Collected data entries
start

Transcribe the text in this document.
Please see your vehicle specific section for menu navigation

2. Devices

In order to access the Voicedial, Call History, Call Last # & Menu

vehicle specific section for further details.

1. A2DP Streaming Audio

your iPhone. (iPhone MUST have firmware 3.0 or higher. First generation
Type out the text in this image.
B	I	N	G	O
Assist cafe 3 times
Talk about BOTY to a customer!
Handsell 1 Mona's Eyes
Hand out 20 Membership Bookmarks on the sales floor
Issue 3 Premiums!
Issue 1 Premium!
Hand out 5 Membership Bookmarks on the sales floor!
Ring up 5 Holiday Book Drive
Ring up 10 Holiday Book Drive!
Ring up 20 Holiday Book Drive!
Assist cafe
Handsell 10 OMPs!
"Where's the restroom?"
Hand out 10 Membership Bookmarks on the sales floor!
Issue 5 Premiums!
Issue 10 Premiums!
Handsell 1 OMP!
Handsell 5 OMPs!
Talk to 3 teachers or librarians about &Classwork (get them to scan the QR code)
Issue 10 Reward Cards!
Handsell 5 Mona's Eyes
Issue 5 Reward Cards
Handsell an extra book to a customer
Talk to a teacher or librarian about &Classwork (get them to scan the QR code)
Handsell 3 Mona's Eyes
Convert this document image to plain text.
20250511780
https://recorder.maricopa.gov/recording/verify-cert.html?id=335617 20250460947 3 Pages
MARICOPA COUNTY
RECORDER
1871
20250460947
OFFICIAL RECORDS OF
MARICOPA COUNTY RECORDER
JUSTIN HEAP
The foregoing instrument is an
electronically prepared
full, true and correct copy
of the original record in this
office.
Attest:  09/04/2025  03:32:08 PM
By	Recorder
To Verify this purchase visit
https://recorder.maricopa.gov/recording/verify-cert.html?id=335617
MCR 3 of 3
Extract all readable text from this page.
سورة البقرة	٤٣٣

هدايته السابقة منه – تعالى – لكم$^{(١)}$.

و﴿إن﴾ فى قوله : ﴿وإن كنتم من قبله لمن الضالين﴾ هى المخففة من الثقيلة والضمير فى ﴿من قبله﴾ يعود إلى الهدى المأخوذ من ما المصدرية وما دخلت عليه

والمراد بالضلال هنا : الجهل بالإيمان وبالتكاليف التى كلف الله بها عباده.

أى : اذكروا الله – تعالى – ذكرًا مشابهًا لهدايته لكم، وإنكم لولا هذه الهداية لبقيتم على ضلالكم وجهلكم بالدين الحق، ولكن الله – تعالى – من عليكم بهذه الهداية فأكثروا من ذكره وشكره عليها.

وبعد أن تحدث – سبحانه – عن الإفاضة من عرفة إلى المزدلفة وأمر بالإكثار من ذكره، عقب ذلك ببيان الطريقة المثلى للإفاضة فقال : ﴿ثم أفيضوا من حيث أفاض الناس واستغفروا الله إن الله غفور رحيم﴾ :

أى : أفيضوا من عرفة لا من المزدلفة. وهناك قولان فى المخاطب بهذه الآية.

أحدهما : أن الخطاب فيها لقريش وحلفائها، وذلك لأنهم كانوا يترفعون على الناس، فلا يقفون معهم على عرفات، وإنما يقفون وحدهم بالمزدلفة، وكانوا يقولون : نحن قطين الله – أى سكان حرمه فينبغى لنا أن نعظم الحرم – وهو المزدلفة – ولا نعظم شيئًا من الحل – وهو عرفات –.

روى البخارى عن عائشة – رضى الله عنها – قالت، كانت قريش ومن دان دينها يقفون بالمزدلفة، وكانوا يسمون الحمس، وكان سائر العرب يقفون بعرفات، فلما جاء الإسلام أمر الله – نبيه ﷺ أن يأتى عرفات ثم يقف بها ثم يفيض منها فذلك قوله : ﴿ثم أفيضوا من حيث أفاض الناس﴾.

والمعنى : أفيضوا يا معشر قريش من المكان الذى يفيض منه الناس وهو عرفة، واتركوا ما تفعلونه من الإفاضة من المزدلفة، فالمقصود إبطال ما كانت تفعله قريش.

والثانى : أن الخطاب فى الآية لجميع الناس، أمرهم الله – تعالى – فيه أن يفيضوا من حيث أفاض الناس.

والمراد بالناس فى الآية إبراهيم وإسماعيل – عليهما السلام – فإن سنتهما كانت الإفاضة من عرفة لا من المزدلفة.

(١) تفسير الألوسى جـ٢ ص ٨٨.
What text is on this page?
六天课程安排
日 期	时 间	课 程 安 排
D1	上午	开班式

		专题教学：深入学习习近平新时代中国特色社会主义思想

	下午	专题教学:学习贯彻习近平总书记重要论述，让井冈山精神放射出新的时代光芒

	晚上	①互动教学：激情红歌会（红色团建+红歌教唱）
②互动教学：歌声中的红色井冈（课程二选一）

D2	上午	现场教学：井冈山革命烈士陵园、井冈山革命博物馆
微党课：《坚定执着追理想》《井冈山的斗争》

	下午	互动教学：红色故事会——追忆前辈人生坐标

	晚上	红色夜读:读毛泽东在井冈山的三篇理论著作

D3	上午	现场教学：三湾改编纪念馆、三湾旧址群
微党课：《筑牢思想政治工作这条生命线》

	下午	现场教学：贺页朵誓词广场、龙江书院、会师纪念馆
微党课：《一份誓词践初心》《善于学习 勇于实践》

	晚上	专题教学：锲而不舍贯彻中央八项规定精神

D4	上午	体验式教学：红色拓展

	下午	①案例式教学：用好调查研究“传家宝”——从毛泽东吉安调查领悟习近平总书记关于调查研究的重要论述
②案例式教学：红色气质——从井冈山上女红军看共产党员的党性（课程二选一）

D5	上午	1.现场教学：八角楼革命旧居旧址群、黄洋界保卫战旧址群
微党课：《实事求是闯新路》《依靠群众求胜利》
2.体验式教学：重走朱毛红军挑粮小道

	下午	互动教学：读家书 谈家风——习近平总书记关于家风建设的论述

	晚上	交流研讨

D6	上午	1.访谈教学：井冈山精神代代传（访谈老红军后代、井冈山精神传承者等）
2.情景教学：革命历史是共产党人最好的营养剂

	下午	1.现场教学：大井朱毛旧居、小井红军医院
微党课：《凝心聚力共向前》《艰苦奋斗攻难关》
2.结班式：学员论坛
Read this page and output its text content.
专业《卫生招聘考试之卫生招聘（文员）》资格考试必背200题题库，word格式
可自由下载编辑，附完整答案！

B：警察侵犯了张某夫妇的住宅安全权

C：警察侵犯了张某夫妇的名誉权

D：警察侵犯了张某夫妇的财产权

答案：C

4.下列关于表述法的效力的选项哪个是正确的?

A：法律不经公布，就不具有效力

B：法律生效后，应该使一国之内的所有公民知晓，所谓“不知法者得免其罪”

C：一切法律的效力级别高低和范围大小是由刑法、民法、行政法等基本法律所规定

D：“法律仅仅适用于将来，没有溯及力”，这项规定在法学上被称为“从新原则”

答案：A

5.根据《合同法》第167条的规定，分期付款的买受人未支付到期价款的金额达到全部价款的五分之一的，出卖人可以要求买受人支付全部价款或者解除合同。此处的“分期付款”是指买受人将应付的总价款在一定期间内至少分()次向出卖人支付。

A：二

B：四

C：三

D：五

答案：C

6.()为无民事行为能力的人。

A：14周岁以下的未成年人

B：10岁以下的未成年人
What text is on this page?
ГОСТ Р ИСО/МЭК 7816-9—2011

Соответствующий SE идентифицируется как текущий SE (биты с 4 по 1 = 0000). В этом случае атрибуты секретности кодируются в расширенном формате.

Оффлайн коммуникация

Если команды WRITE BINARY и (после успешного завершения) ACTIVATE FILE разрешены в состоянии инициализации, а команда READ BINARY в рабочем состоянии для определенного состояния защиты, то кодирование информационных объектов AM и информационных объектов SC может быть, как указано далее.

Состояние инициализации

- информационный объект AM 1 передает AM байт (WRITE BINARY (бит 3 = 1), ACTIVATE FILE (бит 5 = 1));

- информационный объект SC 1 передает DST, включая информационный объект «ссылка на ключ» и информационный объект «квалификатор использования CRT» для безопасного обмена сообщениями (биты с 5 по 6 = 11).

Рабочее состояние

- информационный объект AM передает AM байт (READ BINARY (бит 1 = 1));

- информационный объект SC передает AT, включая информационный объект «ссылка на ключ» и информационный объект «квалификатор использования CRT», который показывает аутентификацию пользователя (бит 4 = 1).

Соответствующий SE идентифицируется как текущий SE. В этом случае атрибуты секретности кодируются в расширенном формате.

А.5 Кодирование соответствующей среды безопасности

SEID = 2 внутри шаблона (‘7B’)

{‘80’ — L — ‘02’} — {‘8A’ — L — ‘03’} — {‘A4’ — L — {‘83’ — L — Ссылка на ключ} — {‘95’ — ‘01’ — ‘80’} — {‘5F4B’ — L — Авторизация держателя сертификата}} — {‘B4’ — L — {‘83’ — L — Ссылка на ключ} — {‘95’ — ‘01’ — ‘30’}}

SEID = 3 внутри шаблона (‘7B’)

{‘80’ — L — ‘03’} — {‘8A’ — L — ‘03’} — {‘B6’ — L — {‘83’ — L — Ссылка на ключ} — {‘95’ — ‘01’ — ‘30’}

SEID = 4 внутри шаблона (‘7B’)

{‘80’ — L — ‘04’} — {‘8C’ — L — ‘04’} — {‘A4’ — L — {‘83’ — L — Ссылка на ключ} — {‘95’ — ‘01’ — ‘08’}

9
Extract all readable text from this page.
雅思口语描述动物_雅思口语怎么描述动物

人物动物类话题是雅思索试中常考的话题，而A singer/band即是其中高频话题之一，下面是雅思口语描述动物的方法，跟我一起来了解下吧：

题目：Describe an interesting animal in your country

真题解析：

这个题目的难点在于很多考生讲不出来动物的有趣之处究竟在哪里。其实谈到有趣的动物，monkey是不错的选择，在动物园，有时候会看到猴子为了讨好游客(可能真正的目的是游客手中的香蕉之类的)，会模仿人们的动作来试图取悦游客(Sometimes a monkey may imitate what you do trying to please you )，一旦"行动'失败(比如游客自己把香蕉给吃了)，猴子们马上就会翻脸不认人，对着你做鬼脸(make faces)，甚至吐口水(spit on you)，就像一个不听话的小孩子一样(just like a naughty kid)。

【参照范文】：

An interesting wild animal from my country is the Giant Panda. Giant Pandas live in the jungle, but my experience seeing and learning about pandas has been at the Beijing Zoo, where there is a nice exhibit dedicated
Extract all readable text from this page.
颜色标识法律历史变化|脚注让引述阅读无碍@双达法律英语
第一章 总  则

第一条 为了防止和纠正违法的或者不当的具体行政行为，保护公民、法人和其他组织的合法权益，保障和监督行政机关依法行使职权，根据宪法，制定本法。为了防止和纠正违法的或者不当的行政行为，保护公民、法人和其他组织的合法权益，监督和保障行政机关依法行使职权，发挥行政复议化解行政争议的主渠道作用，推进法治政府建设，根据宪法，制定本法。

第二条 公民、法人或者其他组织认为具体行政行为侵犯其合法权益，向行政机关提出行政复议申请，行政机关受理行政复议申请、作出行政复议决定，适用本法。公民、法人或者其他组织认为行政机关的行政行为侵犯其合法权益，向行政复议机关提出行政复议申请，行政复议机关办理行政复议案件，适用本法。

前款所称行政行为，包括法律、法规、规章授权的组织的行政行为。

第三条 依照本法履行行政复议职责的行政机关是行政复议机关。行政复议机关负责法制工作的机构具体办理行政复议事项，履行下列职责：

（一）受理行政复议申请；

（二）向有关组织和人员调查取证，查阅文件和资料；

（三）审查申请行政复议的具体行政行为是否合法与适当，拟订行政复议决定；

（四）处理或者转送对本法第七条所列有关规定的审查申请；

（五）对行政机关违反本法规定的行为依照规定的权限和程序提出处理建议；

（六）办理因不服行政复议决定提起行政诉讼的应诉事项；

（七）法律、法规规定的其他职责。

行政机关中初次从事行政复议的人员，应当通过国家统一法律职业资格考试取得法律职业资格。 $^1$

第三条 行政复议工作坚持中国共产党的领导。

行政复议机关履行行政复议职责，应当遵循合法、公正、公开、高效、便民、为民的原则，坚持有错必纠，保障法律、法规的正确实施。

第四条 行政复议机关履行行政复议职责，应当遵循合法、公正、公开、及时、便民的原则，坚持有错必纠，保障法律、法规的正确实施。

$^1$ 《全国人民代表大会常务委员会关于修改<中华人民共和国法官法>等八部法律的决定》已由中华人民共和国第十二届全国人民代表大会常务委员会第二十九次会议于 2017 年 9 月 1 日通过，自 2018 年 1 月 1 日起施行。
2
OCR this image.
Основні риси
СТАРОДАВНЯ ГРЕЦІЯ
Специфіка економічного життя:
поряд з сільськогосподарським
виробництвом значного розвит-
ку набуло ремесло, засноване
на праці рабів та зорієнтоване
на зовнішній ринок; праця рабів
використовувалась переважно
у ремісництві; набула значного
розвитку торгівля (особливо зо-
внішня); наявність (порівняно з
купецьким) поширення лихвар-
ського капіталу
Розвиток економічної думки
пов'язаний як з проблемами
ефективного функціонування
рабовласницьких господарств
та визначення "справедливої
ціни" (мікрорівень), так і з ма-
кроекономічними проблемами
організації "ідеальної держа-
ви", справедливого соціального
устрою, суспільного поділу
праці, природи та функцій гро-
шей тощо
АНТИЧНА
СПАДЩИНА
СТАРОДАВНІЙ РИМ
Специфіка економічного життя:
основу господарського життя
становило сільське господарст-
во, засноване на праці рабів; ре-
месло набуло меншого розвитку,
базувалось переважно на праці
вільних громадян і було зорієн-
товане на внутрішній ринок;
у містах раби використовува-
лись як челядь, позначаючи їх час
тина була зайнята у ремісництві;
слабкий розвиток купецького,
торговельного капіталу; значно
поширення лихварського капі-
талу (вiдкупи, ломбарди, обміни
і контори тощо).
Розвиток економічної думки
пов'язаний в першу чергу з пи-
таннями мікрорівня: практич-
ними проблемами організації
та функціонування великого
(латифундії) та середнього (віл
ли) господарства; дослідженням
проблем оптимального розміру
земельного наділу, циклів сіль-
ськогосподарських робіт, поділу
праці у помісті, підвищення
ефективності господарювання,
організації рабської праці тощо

end

Using the records given above, list every line that includes the word "أفيضوا".

وبعد أن تحدث – سبحانه – عن الإفاضة من عرفة إلى المزدلفة وأمر بالإكثار من ذكره، عقب ذلك ببيان الطريقة المثلى للإفاضة فقال : ﴿ثم أفيضوا من حيث أفاض الناس واستغفروا الله إن الله غفور رحيم﴾ :
أى : أفيضوا من عرفة لا من المزدلفة. وهناك قولان فى المخاطب بهذه الآية.
روى البخارى عن عائشة – رضى الله عنها – قالت، كانت قريش ومن دان دينها يقفون بالمزدلفة، وكانوا يسمون الحمس، وكان سائر العرب يقفون بعرفات، فلما جاء الإسلام أمر الله – نبيه ﷺ أن يأتى عرفات ثم يقف بها ثم يفيض منها فذلك قوله : ﴿ثم أفيضوا من حيث أفاض الناس﴾.
والمعنى : أفيضوا يا معشر قريش من المكان الذى يفيض منه الناس وهو عرفة، واتركوا ما تفعلونه من الإفاضة من المزدلفة، فالمقصود إبطال ما كانت تفعله قريش.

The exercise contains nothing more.